◆ MATERIAL PROVIDED
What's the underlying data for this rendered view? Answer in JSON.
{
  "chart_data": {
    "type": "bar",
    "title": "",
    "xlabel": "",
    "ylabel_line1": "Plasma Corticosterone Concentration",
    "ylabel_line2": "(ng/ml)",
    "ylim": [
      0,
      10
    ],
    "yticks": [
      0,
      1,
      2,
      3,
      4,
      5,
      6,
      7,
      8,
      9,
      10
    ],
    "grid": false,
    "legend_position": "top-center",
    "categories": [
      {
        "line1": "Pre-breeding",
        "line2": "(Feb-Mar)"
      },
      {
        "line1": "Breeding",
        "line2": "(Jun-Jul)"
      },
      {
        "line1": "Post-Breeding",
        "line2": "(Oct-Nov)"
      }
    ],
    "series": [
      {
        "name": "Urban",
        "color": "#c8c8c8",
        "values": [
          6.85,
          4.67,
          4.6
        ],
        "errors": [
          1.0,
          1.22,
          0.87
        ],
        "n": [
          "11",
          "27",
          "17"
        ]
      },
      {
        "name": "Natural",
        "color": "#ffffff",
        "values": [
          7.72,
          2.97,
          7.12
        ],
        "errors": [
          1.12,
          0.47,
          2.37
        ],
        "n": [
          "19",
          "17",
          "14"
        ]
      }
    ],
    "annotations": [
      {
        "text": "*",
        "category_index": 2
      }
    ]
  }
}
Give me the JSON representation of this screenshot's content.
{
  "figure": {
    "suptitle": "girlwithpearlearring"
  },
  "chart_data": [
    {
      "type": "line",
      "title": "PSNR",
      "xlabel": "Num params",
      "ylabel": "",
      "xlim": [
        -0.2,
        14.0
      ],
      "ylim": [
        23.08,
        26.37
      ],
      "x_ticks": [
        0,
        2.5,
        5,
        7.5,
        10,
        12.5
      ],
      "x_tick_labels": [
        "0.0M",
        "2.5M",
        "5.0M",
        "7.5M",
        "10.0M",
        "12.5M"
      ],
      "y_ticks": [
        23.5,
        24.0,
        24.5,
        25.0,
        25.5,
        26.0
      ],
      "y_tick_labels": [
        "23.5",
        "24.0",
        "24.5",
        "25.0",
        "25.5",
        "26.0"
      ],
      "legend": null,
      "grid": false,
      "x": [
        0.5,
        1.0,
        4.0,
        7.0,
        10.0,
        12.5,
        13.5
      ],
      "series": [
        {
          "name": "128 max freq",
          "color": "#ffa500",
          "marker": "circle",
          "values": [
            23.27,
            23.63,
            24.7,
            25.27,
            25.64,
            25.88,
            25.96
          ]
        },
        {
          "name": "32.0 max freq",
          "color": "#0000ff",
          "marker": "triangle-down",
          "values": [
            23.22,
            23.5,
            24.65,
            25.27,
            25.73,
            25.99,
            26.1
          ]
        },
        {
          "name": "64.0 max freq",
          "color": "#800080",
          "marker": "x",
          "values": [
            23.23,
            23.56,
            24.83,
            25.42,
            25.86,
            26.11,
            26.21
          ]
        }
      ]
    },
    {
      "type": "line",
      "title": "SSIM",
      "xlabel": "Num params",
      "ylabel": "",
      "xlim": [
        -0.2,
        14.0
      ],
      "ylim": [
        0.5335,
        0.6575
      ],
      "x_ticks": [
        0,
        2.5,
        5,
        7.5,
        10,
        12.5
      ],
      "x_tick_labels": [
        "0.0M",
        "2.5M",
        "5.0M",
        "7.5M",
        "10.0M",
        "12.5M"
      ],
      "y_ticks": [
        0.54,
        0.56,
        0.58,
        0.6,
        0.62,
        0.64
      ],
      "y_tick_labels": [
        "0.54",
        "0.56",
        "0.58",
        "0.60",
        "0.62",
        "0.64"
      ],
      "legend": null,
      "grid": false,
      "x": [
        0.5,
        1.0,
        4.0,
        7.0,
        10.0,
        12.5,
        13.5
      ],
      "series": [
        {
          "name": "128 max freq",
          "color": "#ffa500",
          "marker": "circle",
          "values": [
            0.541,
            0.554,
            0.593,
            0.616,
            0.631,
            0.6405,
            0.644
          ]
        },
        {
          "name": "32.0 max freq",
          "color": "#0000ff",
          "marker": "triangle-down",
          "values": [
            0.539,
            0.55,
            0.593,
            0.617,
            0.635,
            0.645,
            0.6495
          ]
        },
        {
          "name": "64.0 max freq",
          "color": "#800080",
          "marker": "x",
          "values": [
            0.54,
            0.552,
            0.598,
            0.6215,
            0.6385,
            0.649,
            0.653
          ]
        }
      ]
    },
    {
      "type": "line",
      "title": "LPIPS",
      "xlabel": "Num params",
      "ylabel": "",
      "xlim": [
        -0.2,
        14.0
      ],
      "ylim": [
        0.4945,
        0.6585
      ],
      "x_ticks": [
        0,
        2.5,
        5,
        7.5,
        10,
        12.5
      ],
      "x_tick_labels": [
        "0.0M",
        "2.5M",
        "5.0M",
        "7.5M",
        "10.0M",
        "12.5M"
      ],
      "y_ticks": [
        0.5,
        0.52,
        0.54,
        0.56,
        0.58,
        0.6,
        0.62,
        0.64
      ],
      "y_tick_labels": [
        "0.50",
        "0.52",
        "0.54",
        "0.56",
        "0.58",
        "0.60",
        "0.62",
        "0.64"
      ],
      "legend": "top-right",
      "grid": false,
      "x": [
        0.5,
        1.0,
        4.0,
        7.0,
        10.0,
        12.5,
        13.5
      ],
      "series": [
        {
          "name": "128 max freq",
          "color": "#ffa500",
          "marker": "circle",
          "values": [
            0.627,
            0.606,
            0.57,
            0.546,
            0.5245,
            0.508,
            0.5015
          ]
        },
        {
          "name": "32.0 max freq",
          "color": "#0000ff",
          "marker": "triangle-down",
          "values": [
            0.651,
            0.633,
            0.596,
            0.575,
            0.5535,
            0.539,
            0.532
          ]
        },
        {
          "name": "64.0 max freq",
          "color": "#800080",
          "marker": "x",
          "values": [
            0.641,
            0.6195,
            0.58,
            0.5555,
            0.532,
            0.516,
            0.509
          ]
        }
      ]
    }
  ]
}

◆ REQUIRED TASK
The data above must be returned in full, exactly as written.

◆ FINISHED ANSWER
What's the underlying data for this rendered view? Answer in JSON.
{
  "chart_data": {
    "type": "bar",
    "title": "",
    "xlabel": "",
    "ylabel_line1": "Plasma Corticosterone Concentration",
    "ylabel_line2": "(ng/ml)",
    "ylim": [
      0,
      10
    ],
    "yticks": [
      0,
      1,
      2,
      3,
      4,
      5,
      6,
      7,
      8,
      9,
      10
    ],
    "grid": false,
    "legend_position": "top-center",
    "categories": [
      {
        "line1": "Pre-breeding",
        "line2": "(Feb-Mar)"
      },
      {
        "line1": "Breeding",
        "line2": "(Jun-Jul)"
      },
      {
        "line1": "Post-Breeding",
        "line2": "(Oct-Nov)"
      }
    ],
    "series": [
      {
        "name": "Urban",
        "color": "#c8c8c8",
        "values": [
          6.85,
          4.67,
          4.6
        ],
        "errors": [
          1.0,
          1.22,
          0.87
        ],
        "n": [
          "11",
          "27",
          "17"
        ]
      },
      {
        "name": "Natural",
        "color": "#ffffff",
        "values": [
          7.72,
          2.97,
          7.12
        ],
        "errors": [
          1.12,
          0.47,
          2.37
        ],
        "n": [
          "19",
          "17",
          "14"
        ]
      }
    ],
    "annotations": [
      {
        "text": "*",
        "category_index": 2
      }
    ]
  }
}
Give me the JSON representation of this screenshot's content.
{
  "figure": {
    "suptitle": "girlwithpearlearring"
  },
  "chart_data": [
    {
      "type": "line",
      "title": "PSNR",
      "xlabel": "Num params",
      "ylabel": "",
      "xlim": [
        -0.2,
        14.0
      ],
      "ylim": [
        23.08,
        26.37
      ],
      "x_ticks": [
        0,
        2.5,
        5,
        7.5,
        10,
        12.5
      ],
      "x_tick_labels": [
        "0.0M",
        "2.5M",
        "5.0M",
        "7.5M",
        "10.0M",
        "12.5M"
      ],
      "y_ticks": [
        23.5,
        24.0,
        24.5,
        25.0,
        25.5,
        26.0
      ],
      "y_tick_labels": [
        "23.5",
        "24.0",
        "24.5",
        "25.0",
        "25.5",
        "26.0"
      ],
      "legend": null,
      "grid": false,
      "x": [
        0.5,
        1.0,
        4.0,
        7.0,
        10.0,
        12.5,
        13.5
      ],
      "series": [
        {
          "name": "128 max freq",
          "color": "#ffa500",
          "marker": "circle",
          "values": [
            23.27,
            23.63,
            24.7,
            25.27,
            25.64,
            25.88,
            25.96
          ]
        },
        {
          "name": "32.0 max freq",
          "color": "#0000ff",
          "marker": "triangle-down",
          "values": [
            23.22,
            23.5,
            24.65,
            25.27,
            25.73,
            25.99,
            26.1
          ]
        },
        {
          "name": "64.0 max freq",
          "color": "#800080",
          "marker": "x",
          "values": [
            23.23,
            23.56,
            24.83,
            25.42,
            25.86,
            26.11,
            26.21
          ]
        }
      ]
    },
    {
      "type": "line",
      "title": "SSIM",
      "xlabel": "Num params",
      "ylabel": "",
      "xlim": [
        -0.2,
        14.0
      ],
      "ylim": [
        0.5335,
        0.6575
      ],
      "x_ticks": [
        0,
        2.5,
        5,
        7.5,
        10,
        12.5
      ],
      "x_tick_labels": [
        "0.0M",
        "2.5M",
        "5.0M",
        "7.5M",
        "10.0M",
        "12.5M"
      ],
      "y_ticks": [
        0.54,
        0.56,
        0.58,
        0.6,
        0.62,
        0.64
      ],
      "y_tick_labels": [
        "0.54",
        "0.56",
        "0.58",
        "0.60",
        "0.62",
        "0.64"
      ],
      "legend": null,
      "grid": false,
      "x": [
        0.5,
        1.0,
        4.0,
        7.0,
        10.0,
        12.5,
        13.5
      ],
      "series": [
        {
          "name": "128 max freq",
          "color": "#ffa500",
          "marker": "circle",
          "values": [
            0.541,
            0.554,
            0.593,
            0.616,
            0.631,
            0.6405,
            0.644
          ]
        },
        {
          "name": "32.0 max freq",
          "color": "#0000ff",
          "marker": "triangle-down",
          "values": [
            0.539,
            0.55,
            0.593,
            0.617,
            0.635,
            0.645,
            0.6495
          ]
        },
        {
          "name": "64.0 max freq",
          "color": "#800080",
          "marker": "x",
          "values": [
            0.54,
            0.552,
            0.598,
            0.6215,
            0.6385,
            0.649,
            0.653
          ]
        }
      ]
    },
    {
      "type": "line",
      "title": "LPIPS",
      "xlabel": "Num params",
      "ylabel": "",
      "xlim": [
        -0.2,
        14.0
      ],
      "ylim": [
        0.4945,
        0.6585
      ],
      "x_ticks": [
        0,
        2.5,
        5,
        7.5,
        10,
        12.5
      ],
      "x_tick_labels": [
        "0.0M",
        "2.5M",
        "5.0M",
        "7.5M",
        "10.0M",
        "12.5M"
      ],
      "y_ticks": [
        0.5,
        0.52,
        0.54,
        0.56,
        0.58,
        0.6,
        0.62,
        0.64
      ],
      "y_tick_labels": [
        "0.50",
        "0.52",
        "0.54",
        "0.56",
        "0.58",
        "0.60",
        "0.62",
        "0.64"
      ],
      "legend": "top-right",
      "grid": false,
      "x": [
        0.5,
        1.0,
        4.0,
        7.0,
        10.0,
        12.5,
        13.5
      ],
      "series": [
        {
          "name": "128 max freq",
          "color": "#ffa500",
          "marker": "circle",
          "values": [
            0.627,
            0.606,
            0.57,
            0.546,
            0.5245,
            0.508,
            0.5015
          ]
        },
        {
          "name": "32.0 max freq",
          "color": "#0000ff",
          "marker": "triangle-down",
          "values": [
            0.651,
            0.633,
            0.596,
            0.575,
            0.5535,
            0.539,
            0.532
          ]
        },
        {
          "name": "64.0 max freq",
          "color": "#800080",
          "marker": "x",
          "values": [
            0.641,
            0.6195,
            0.58,
            0.5555,
            0.532,
            0.516,
            0.509
          ]
        }
      ]
    }
  ]
}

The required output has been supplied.